### Records from a data source
_ _ _

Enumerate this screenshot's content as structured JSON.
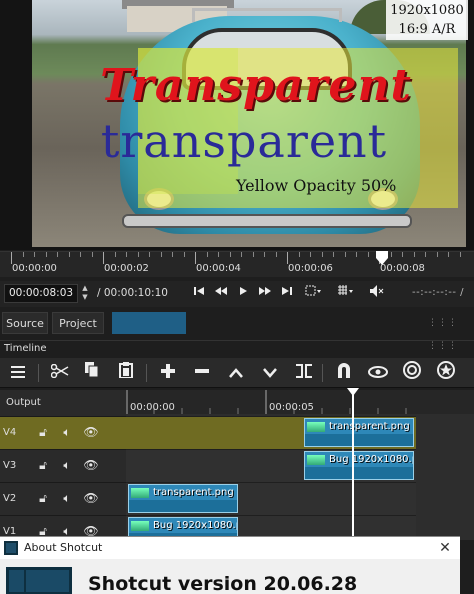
{
  "preview": {
    "overlay_text_red": "Transparent",
    "overlay_text_blue": "transparent",
    "overlay_text_yellow": "Yellow Opacity 50%",
    "resolution_line1": "1920x1080",
    "resolution_line2": "16:9 A/R",
    "colors": {
      "red_text": "#e0141c",
      "blue_text": "#2a2a98",
      "yellow_box": "#e8e83c"
    }
  },
  "ruler": {
    "labels": [
      "00:00:00",
      "00:00:02",
      "00:00:04",
      "00:00:06",
      "00:00:08"
    ]
  },
  "transport": {
    "current_timecode": "00:00:08:03",
    "spin_up": "▲",
    "spin_down": "▼",
    "duration": "/ 00:00:10:10",
    "inout": "--:--:--:-- /",
    "icons": [
      "skip-to-start-icon",
      "rewind-icon",
      "play-icon",
      "fast-forward-icon",
      "skip-to-end-icon",
      "zoom-icon",
      "grid-icon",
      "volume-mute-icon"
    ]
  },
  "tabs": {
    "source": "Source",
    "project": "Project",
    "accent": "#1f5f86"
  },
  "timeline": {
    "title": "Timeline",
    "output_label": "Output",
    "ruler_labels": [
      "00:00:00",
      "00:00:05"
    ],
    "tracks": [
      {
        "name": "V4"
      },
      {
        "name": "V3"
      },
      {
        "name": "V2"
      },
      {
        "name": "V1"
      }
    ],
    "clips": {
      "v4": "transparent.png",
      "v3": "Bug 1920x1080.pn",
      "v2": "transparent.png",
      "v1": "Bug 1920x1080.pn"
    },
    "toolbar_icons": [
      "menu-icon",
      "cut-icon",
      "copy-icon",
      "paste-icon",
      "add-icon",
      "remove-icon",
      "lift-icon",
      "overwrite-icon",
      "split-icon",
      "snap-icon",
      "scrub-icon",
      "ripple-icon",
      "ripple-all-icon"
    ],
    "highlight_color": "#6f6b22",
    "clip_color": "#2e88b8"
  },
  "about": {
    "title": "About Shotcut",
    "close": "✕",
    "version": "Shotcut version 20.06.28"
  }
}
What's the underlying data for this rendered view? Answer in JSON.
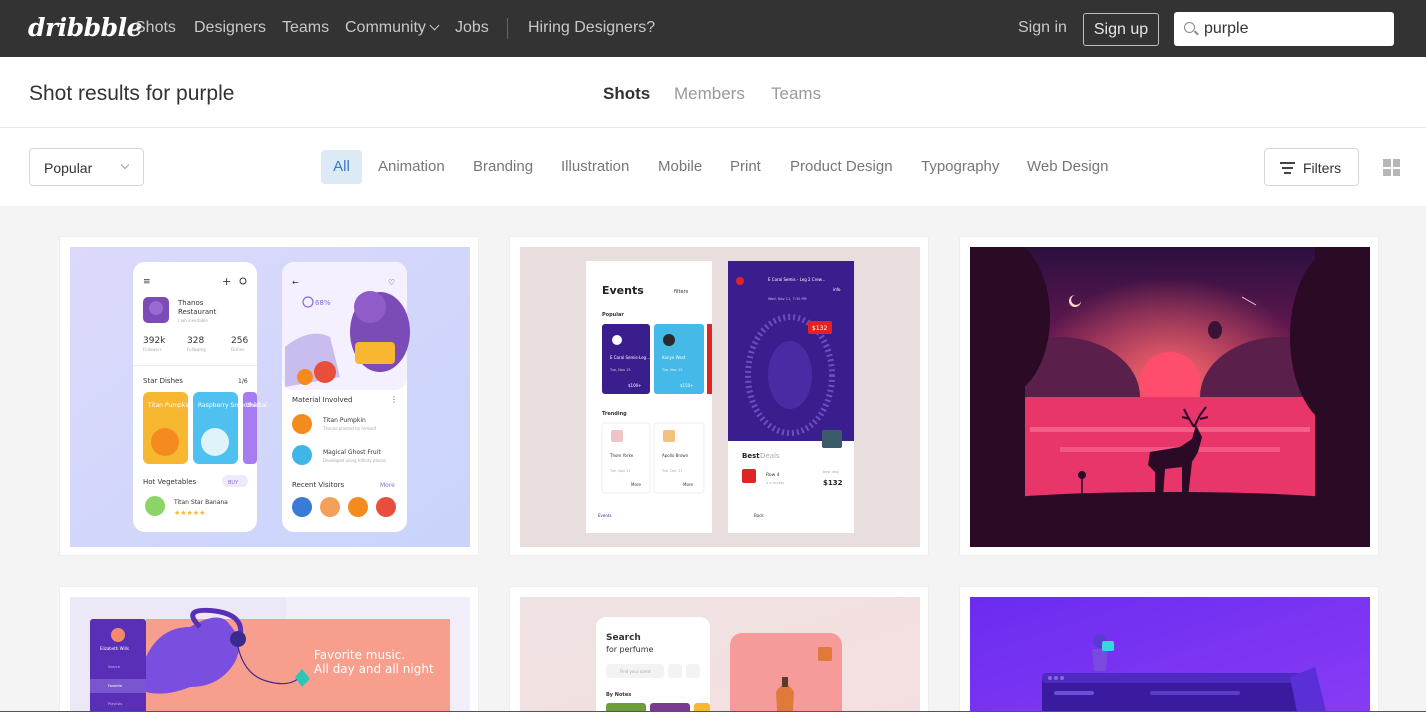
{
  "nav": {
    "logo": "dribbble",
    "links": [
      "Shots",
      "Designers",
      "Teams",
      "Community",
      "Jobs",
      "Hiring Designers?"
    ],
    "signin": "Sign in",
    "signup": "Sign up",
    "search_value": "purple"
  },
  "results": {
    "title": "Shot results for purple",
    "tabs": [
      "Shots",
      "Members",
      "Teams"
    ],
    "active_tab": "Shots"
  },
  "filters": {
    "sort": "Popular",
    "categories": [
      "All",
      "Animation",
      "Branding",
      "Illustration",
      "Mobile",
      "Print",
      "Product Design",
      "Typography",
      "Web Design"
    ],
    "active_category": "All",
    "filters_label": "Filters"
  },
  "shots": {
    "shot1": {
      "left_phone": {
        "name": "Thanos",
        "name2": "Restaurant",
        "tagline": "I am inevitable",
        "stats": [
          {
            "value": "392k",
            "label": "Followers"
          },
          {
            "value": "328",
            "label": "Following"
          },
          {
            "value": "256",
            "label": "Dishes"
          }
        ],
        "section": "Star Dishes",
        "page": "1/6",
        "dishes": [
          "Titan Pumpkin",
          "Raspberry Smoothie",
          "Uni Sal"
        ],
        "veg_title": "Hot Vegetables",
        "veg_item": "Titan Star Banana",
        "buy": "BUY"
      },
      "right_phone": {
        "percent": "68%",
        "material_title": "Material Involved",
        "items": [
          {
            "name": "Titan Pumpkin",
            "sub": "Thanos planted by himself"
          },
          {
            "name": "Magical Ghost Fruit",
            "sub": "Developed using Infinity planes"
          }
        ],
        "visitors": "Recent Visitors",
        "more": "More"
      }
    },
    "shot2": {
      "events_title": "Events",
      "filters": "filters",
      "popular": "Popular",
      "cards": [
        {
          "name": "E Coral Semis-Leg...",
          "date": "Tue, Nov 15",
          "price": "$100+"
        },
        {
          "name": "Kanye West",
          "date": "Tue, Nov 15",
          "price": "$150+"
        }
      ],
      "trending": "Trending",
      "trend_cards": [
        {
          "name": "Thom Yorke",
          "date": "Tue, Nov 17"
        },
        {
          "name": "Apollo Brown",
          "date": "Tue, Dec 21"
        }
      ],
      "more": "More",
      "bottom_nav": "Events",
      "detail_title": "E Coral Semis - Leg 2 Crew...",
      "detail_date": "Wed, Nov 11, 7:30 PM",
      "info": "info",
      "price_tag": "$132",
      "best": "Best",
      "deals": "Deals",
      "row": "Row 4",
      "tickets": "4 x tickets",
      "best_deal": "best deal",
      "deal_price": "$132",
      "back": "Back"
    },
    "shot4": {
      "line1": "Favorite music.",
      "line2": "All day and all night",
      "profile": "Elizabeth Wills",
      "menu": [
        "Search",
        "Favorite",
        "Playlists"
      ]
    },
    "shot5": {
      "title": "Search",
      "subtitle": "for perfume",
      "placeholder": "Find your scent",
      "notes": "By Notes"
    }
  },
  "colors": {
    "nav_bg": "#333333",
    "accent": "#3a7bbf",
    "active_pill": "#dbeaf4"
  }
}
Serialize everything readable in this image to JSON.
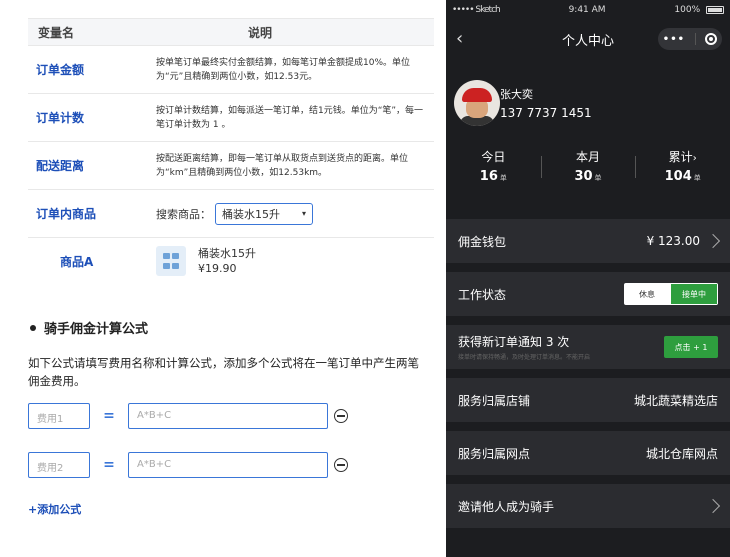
{
  "variables_table": {
    "headers": {
      "name": "变量名",
      "description": "说明"
    },
    "rows": [
      {
        "name": "订单金额",
        "description": "按单笔订单最终实付金额结算，如每笔订单金额提成10%。单位为“元”且精确到两位小数，如12.53元。"
      },
      {
        "name": "订单计数",
        "description": "按订单计数结算，如每派送一笔订单，结1元钱。单位为“笔”，每一笔订单计数为 1 。"
      },
      {
        "name": "配送距离",
        "description": "按配送距离结算，即每一笔订单从取货点到送货点的距离。单位为“km”且精确到两位小数，如12.53km。"
      }
    ],
    "product_row": {
      "name": "订单内商品",
      "search_label": "搜索商品：",
      "selected": "桶装水15升"
    },
    "product": {
      "name": "商品A",
      "title": "桶装水15升",
      "price": "¥19.90"
    }
  },
  "formula": {
    "title": "骑手佣金计算公式",
    "description": "如下公式请填写费用名称和计算公式，添加多个公式将在一笔订单中产生两笔佣金费用。",
    "rows": [
      {
        "name_placeholder": "费用1",
        "equals": "=",
        "expr_placeholder": "A*B+C"
      },
      {
        "name_placeholder": "费用2",
        "equals": "=",
        "expr_placeholder": "A*B+C"
      }
    ],
    "add_label": "+添加公式"
  },
  "phone": {
    "status_bar": {
      "carrier": "••••• Sketch",
      "time": "9:41 AM",
      "battery": "100%"
    },
    "nav": {
      "back": "‹",
      "title": "个人中心",
      "more": "•••"
    },
    "user": {
      "name": "张大奕",
      "phone": "137 7737 1451"
    },
    "stats": [
      {
        "label": "今日",
        "value": "16",
        "unit": "单"
      },
      {
        "label": "本月",
        "value": "30",
        "unit": "单"
      },
      {
        "label": "累计",
        "value": "104",
        "unit": "单"
      }
    ],
    "wallet": {
      "label": "佣金钱包",
      "value": "¥ 123.00"
    },
    "work_status": {
      "label": "工作状态",
      "off": "休息",
      "on": "接单中"
    },
    "notify": {
      "label": "获得新订单通知 3 次",
      "sub": "接单时请保持畅通，及时处理订单消息。不能开启",
      "button": "点击 + 1"
    },
    "store": {
      "label": "服务归属店铺",
      "value": "城北蔬菜精选店"
    },
    "outlet": {
      "label": "服务归属网点",
      "value": "城北仓库网点"
    },
    "invite": {
      "label": "邀请他人成为骑手"
    }
  }
}
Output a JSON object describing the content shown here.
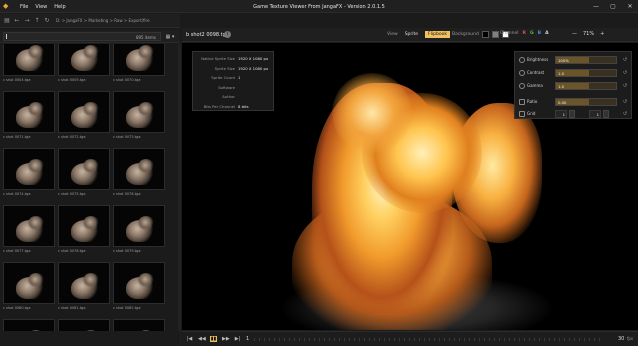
{
  "titlebar": {
    "logo_icon": "layers-icon",
    "menu": [
      "File",
      "View",
      "Help"
    ],
    "title": "Game Texture Viewer From JangaFX - Version 2.0.1.5",
    "controls": [
      "—",
      "▢",
      "✕"
    ]
  },
  "nav": {
    "buttons": [
      "▤",
      "←",
      "→",
      "↑",
      "↻"
    ],
    "breadcrumb": "D: > JangaFX > Marketing > Raw > Export/fire"
  },
  "search": {
    "value": "",
    "placeholder": "",
    "count": "895 items",
    "view_toggle": "▦ ▾"
  },
  "thumbnails": [
    {
      "name": "c shot 0004.tga"
    },
    {
      "name": "c shot 0005.tga"
    },
    {
      "name": "c shot 0070.tga"
    },
    {
      "name": "c shot 0071.tga"
    },
    {
      "name": "c shot 0072.tga"
    },
    {
      "name": "c shot 0073.tga"
    },
    {
      "name": "c shot 0074.tga"
    },
    {
      "name": "c shot 0075.tga"
    },
    {
      "name": "c shot 0076.tga"
    },
    {
      "name": "c shot 0077.tga"
    },
    {
      "name": "c shot 0078.tga"
    },
    {
      "name": "c shot 0079.tga"
    },
    {
      "name": "c shot 0080.tga"
    },
    {
      "name": "c shot 0081.tga"
    },
    {
      "name": "c shot 0082.tga"
    },
    {
      "name": "",
      "partial": true
    },
    {
      "name": "",
      "partial": true
    },
    {
      "name": "",
      "partial": true
    }
  ],
  "viewer": {
    "file_name": "b shot2 0098.tga",
    "view_label": "View",
    "view_options": [
      {
        "label": "Sprite",
        "active": false
      },
      {
        "label": "Flipbook",
        "active": true
      }
    ],
    "background_label": "Background",
    "background_swatches": [
      "#000000",
      "#808080",
      "#ffffff"
    ],
    "channel_label": "Channel",
    "channels": [
      {
        "label": "R",
        "color": "#e05050"
      },
      {
        "label": "G",
        "color": "#50c050"
      },
      {
        "label": "B",
        "color": "#5080e0"
      },
      {
        "label": "A",
        "color": "#d0d0d0"
      }
    ],
    "zoom_minus": "—",
    "zoom": "71%",
    "zoom_plus": "+"
  },
  "properties": [
    {
      "key": "Native Sprite Size",
      "value": "1920 X 1080 px"
    },
    {
      "key": "Sprite Size",
      "value": "1920 X 1080 px"
    },
    {
      "key": "Sprite Count",
      "value": "1"
    },
    {
      "key": "Software",
      "value": ""
    },
    {
      "key": "Author",
      "value": ""
    },
    {
      "key": "Bits Per Channel",
      "value": "8 bits"
    }
  ],
  "adjustments": [
    {
      "label": "Brightness",
      "value": "100%",
      "fill": 0.55
    },
    {
      "label": "Contrast",
      "value": "1.0",
      "fill": 0.55
    },
    {
      "label": "Gamma",
      "value": "1.0",
      "fill": 0.55
    },
    {
      "label": "Ratio",
      "value": "0.00",
      "fill": 0.55
    }
  ],
  "grid": {
    "label": "Grid",
    "x": "1",
    "y": "1"
  },
  "playback": {
    "buttons": [
      "|◀",
      "◀◀",
      "▮▮",
      "▶▶",
      "▶|"
    ],
    "frame": "1",
    "fps": "30",
    "fps_unit": "fps"
  }
}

_ _ _

### BRIEF
Go through the material and select each line with the string "results" in it.

### EXERCISE RESULT
  "results": {
    "title": "Shot results for purple",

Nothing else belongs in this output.